Source records:
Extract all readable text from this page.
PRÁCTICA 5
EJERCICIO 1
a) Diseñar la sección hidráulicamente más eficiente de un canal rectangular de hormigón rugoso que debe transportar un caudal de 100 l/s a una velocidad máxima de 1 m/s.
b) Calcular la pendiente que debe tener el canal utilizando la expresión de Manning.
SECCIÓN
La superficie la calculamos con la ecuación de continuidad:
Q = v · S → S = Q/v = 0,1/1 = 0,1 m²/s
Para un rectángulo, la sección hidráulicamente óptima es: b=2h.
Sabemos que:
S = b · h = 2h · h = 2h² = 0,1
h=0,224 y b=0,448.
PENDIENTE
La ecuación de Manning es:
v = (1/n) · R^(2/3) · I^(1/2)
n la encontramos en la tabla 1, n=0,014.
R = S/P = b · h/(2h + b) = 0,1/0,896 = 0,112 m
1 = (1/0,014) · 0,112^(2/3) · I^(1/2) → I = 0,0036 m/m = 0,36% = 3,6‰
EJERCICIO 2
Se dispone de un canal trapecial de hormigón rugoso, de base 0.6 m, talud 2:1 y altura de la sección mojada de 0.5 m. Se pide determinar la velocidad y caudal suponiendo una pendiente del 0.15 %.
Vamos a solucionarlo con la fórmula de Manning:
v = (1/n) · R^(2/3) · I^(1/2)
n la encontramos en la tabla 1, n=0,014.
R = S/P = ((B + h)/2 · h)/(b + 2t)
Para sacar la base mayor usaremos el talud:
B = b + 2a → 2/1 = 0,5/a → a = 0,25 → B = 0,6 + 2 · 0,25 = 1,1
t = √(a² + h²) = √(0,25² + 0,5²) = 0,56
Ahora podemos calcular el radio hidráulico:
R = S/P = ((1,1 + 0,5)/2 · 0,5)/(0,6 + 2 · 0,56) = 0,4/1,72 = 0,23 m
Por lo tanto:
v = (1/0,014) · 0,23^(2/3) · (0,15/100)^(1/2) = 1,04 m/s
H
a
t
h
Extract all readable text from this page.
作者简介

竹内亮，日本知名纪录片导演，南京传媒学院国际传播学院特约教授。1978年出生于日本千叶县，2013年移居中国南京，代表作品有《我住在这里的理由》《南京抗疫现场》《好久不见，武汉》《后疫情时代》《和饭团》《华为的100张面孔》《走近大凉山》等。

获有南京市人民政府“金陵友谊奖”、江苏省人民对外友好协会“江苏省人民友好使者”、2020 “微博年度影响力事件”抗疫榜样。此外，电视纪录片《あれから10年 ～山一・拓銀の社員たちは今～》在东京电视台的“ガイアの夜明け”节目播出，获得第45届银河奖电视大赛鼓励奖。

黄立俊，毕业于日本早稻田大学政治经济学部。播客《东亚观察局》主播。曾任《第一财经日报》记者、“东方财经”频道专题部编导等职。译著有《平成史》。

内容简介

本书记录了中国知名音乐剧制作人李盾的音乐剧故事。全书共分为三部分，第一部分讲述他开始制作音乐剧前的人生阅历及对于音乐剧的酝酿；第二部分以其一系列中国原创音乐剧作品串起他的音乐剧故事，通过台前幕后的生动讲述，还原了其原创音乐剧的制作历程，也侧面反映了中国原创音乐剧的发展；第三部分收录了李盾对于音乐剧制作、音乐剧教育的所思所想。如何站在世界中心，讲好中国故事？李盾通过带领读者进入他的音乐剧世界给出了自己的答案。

**Exercise task:** Lines of the material that contain the word "base" are to be gathered.

**Solution to the exercise:**
Se dispone de un canal trapecial de hormigón rugoso, de base 0.6 m, talud 2:1 y altura de la sección mojada de 0.5 m. Se pide determinar la velocidad y caudal suponiendo una pendiente del 0.15 %.
Para sacar la base mayor usaremos el talud:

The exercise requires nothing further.